(Exercise task): Without the pictures, output the records below word for word.

(Exercise material):
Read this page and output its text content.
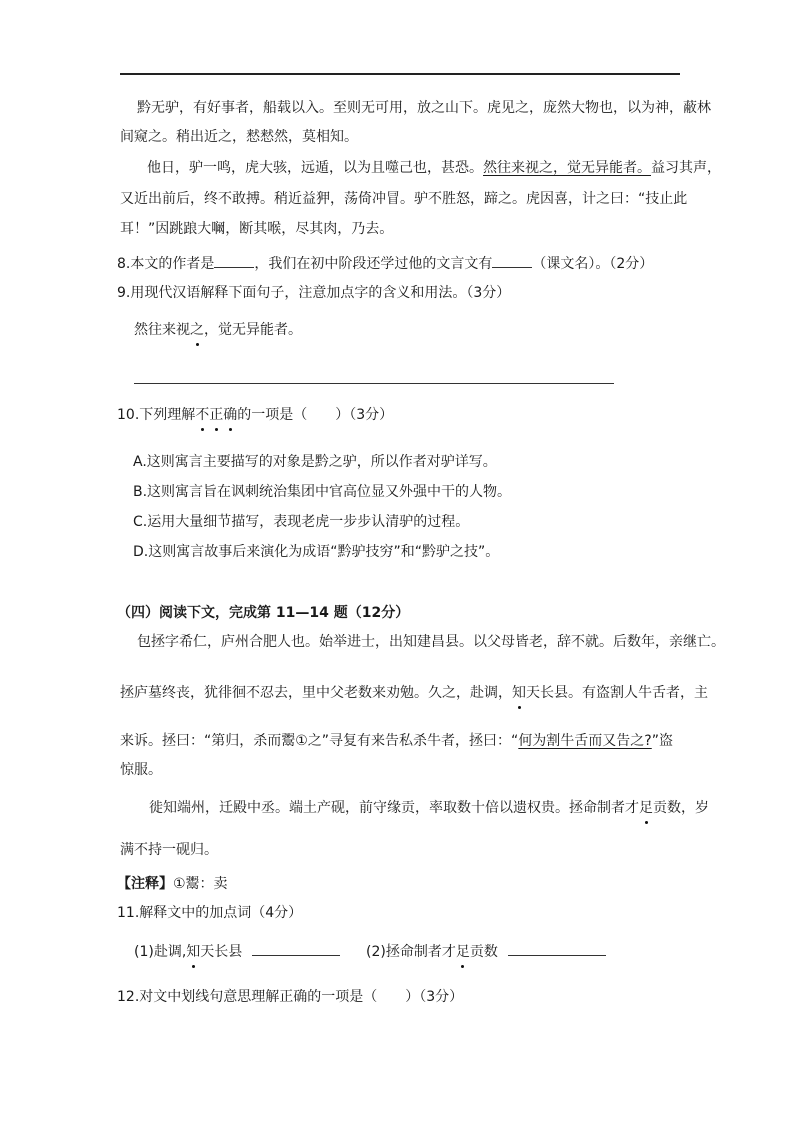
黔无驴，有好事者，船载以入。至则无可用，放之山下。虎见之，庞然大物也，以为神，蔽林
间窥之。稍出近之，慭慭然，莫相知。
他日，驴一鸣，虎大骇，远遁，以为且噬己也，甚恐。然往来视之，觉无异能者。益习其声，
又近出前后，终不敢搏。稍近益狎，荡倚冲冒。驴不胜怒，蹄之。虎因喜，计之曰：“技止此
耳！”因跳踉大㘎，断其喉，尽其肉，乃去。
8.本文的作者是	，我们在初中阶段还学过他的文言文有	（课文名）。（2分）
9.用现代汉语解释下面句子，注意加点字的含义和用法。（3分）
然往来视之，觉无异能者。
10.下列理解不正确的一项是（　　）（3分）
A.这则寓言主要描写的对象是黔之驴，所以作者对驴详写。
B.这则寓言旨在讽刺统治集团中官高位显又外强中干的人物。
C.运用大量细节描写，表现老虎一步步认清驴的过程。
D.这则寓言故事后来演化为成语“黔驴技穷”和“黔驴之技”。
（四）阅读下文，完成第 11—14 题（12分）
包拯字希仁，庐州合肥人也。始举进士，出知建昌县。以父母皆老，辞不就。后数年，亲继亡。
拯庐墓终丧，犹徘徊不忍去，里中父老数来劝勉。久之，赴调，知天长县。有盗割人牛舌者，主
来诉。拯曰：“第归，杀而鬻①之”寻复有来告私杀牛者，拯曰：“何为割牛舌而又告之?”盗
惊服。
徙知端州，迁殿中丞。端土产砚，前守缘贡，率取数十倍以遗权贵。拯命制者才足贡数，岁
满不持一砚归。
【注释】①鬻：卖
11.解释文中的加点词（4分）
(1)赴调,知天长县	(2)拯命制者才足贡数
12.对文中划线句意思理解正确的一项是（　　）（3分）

(Answer for this exercise):
Read this page and output its text content.
黔无驴，有好事者，船载以入。至则无可用，放之山下。虎见之，庞然大物也，以为神，蔽林
间窥之。稍出近之，慭慭然，莫相知。
他日，驴一鸣，虎大骇，远遁，以为且噬己也，甚恐。然往来视之，觉无异能者。益习其声，
又近出前后，终不敢搏。稍近益狎，荡倚冲冒。驴不胜怒，蹄之。虎因喜，计之曰：“技止此
耳！”因跳踉大㘎，断其喉，尽其肉，乃去。
8.本文的作者是	，我们在初中阶段还学过他的文言文有	（课文名）。（2分）
9.用现代汉语解释下面句子，注意加点字的含义和用法。（3分）
然往来视之，觉无异能者。
10.下列理解不正确的一项是（　　）（3分）
A.这则寓言主要描写的对象是黔之驴，所以作者对驴详写。
B.这则寓言旨在讽刺统治集团中官高位显又外强中干的人物。
C.运用大量细节描写，表现老虎一步步认清驴的过程。
D.这则寓言故事后来演化为成语“黔驴技穷”和“黔驴之技”。
（四）阅读下文，完成第 11—14 题（12分）
包拯字希仁，庐州合肥人也。始举进士，出知建昌县。以父母皆老，辞不就。后数年，亲继亡。
拯庐墓终丧，犹徘徊不忍去，里中父老数来劝勉。久之，赴调，知天长县。有盗割人牛舌者，主
来诉。拯曰：“第归，杀而鬻①之”寻复有来告私杀牛者，拯曰：“何为割牛舌而又告之?”盗
惊服。
徙知端州，迁殿中丞。端土产砚，前守缘贡，率取数十倍以遗权贵。拯命制者才足贡数，岁
满不持一砚归。
【注释】①鬻：卖
11.解释文中的加点词（4分）
(1)赴调,知天长县	(2)拯命制者才足贡数
12.对文中划线句意思理解正确的一项是（　　）（3分）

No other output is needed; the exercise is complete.